Resume the text on Cayambe Coca National Park, writing on from its last sentence.
(Extract to read Opens)
National park in Ecuador

Cayambe Coca National Park is a national park in Ecuador located along the Equator about 38 km from Quito. The park encompasses an area of 4031.03 km2.

==The reserve==
The park includes two very different regions of Ecuador, the high altitude sierra with Cayambe volcano and the hot, humid rainforest of the Amazon basin as well as the intervening temperate cloud forest. There are three entrances, and the one chosen by the visitor will reflect which region they wish to visit because there are few tracks within the park. The entrance near the town of Cayambe in Pichincha Province provides access to the mountain. The high level "Ruales-Oleas-Bergé Refuge" is a mountain hut with accommodation for those who wish to climb the volcano, while other attractions include lakes, waterfalls and forests. An entrance near Papallacta in Napo Province provides access to the forests and lakelets in the Andean foothills and the Páramo, an area of tropical, montane vegetation above the treeline. A third entrance near Santa Rosa de Quijos provided access to the formerly spectacular San Rafael Falls, once the highest waterfall in the country.
(Extract to read Closes)
(Material provided Opens)
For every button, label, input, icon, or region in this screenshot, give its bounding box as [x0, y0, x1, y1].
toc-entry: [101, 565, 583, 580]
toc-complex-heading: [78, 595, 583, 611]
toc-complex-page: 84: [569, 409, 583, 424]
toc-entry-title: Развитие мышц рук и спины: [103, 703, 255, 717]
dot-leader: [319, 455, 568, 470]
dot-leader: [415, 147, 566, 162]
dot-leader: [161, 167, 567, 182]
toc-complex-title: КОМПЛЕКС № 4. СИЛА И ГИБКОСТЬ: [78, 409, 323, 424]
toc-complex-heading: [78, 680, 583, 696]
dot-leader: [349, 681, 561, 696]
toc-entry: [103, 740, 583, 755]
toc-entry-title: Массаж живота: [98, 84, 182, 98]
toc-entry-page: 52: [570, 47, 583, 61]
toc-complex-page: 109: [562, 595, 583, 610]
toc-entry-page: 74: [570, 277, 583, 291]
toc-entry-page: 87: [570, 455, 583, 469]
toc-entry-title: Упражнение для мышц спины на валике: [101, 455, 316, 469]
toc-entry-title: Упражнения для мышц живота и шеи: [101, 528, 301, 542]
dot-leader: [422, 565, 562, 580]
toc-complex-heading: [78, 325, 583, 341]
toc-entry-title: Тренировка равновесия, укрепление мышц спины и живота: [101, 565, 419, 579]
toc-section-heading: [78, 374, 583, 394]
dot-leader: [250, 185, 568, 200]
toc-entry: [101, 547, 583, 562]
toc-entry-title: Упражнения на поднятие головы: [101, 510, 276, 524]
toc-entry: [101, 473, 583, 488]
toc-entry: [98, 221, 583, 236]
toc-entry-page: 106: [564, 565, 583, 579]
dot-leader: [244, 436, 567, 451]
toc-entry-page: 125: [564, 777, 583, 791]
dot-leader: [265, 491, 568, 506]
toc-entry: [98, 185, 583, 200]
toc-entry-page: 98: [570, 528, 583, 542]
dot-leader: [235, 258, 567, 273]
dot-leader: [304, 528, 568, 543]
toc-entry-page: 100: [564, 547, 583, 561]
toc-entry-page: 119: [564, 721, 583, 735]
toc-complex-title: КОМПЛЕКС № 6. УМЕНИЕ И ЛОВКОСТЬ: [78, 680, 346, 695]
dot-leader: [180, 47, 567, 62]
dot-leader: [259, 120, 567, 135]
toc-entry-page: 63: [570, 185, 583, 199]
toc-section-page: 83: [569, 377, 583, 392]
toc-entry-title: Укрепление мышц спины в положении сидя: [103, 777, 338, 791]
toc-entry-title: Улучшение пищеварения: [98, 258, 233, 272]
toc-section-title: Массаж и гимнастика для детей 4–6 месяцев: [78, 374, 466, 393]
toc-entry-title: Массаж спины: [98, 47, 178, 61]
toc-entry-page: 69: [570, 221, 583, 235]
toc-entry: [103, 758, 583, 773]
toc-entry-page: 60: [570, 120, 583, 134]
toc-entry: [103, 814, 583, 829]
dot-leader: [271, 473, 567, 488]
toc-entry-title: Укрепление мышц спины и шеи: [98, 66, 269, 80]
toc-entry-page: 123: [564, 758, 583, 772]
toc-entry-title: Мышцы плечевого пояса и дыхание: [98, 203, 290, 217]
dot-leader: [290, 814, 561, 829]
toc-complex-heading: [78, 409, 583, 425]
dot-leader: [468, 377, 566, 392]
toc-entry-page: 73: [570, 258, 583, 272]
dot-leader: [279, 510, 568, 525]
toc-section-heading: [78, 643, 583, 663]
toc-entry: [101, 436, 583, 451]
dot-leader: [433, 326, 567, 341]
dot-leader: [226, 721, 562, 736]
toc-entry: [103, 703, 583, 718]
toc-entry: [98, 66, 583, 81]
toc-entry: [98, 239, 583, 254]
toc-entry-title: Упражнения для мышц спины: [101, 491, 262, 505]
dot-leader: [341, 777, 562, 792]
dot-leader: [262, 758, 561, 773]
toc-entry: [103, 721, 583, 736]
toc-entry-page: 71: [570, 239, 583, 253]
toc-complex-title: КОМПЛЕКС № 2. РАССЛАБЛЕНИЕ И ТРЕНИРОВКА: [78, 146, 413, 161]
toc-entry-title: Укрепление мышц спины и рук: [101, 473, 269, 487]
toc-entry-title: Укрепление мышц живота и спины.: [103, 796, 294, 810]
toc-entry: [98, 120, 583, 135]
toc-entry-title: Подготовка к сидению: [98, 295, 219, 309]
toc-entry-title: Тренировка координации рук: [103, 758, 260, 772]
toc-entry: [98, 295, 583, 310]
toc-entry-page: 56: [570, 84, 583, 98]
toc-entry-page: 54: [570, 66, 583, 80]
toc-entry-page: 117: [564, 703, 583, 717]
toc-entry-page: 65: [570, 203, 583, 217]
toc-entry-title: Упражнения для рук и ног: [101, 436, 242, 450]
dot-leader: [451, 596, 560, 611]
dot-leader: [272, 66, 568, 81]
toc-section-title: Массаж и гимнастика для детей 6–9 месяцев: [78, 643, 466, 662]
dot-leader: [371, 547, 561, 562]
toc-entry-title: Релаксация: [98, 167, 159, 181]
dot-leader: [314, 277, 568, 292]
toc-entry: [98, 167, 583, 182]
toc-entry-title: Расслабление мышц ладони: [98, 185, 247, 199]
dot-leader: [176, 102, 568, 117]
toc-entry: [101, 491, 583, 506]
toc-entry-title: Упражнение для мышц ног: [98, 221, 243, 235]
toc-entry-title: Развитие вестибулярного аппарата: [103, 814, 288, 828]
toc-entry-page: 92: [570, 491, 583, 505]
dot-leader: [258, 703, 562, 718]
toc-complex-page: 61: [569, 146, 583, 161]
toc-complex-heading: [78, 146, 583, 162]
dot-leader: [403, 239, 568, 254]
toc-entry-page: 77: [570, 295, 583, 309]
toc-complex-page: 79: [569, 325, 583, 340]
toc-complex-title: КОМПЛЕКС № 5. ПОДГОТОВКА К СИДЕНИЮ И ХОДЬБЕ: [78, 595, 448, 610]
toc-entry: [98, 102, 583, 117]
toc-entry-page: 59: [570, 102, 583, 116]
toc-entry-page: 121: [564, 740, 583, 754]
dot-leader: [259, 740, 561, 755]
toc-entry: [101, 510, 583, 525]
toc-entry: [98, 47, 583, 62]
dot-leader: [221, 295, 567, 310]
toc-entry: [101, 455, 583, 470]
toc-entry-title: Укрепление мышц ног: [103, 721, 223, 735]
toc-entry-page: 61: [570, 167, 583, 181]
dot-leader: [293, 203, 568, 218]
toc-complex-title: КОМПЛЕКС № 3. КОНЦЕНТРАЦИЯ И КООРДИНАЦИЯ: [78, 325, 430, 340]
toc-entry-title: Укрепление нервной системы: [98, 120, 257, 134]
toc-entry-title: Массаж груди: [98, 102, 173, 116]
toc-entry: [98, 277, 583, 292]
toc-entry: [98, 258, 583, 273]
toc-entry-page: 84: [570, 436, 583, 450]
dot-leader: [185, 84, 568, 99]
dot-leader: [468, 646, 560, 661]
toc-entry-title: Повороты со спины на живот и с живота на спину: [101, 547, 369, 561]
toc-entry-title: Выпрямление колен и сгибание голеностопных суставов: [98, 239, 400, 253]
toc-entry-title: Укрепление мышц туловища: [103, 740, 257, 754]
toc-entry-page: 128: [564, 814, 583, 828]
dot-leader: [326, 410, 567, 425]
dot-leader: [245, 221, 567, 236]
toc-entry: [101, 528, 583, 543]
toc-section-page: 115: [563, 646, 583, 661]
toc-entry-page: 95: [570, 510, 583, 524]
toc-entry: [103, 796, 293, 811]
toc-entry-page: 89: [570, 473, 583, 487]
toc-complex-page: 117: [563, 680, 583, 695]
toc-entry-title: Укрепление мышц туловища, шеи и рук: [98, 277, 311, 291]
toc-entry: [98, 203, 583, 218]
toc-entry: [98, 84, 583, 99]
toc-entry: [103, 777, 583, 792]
(Material provided Closes)
Reply
== Fauna ==
Large birds such as the Andean condor and variable hawk are commonplace in the skies above the reserve. Spectacled bears, foxes, and deer are some of the larger animals of the reserve. Páramo rabbits and armadillos are among the smaller fauna. There are 106 species of mammals, including the mountain tapir, cougar and culpeo, 395 species of birds, 70 reptiles, and 116 amphibians.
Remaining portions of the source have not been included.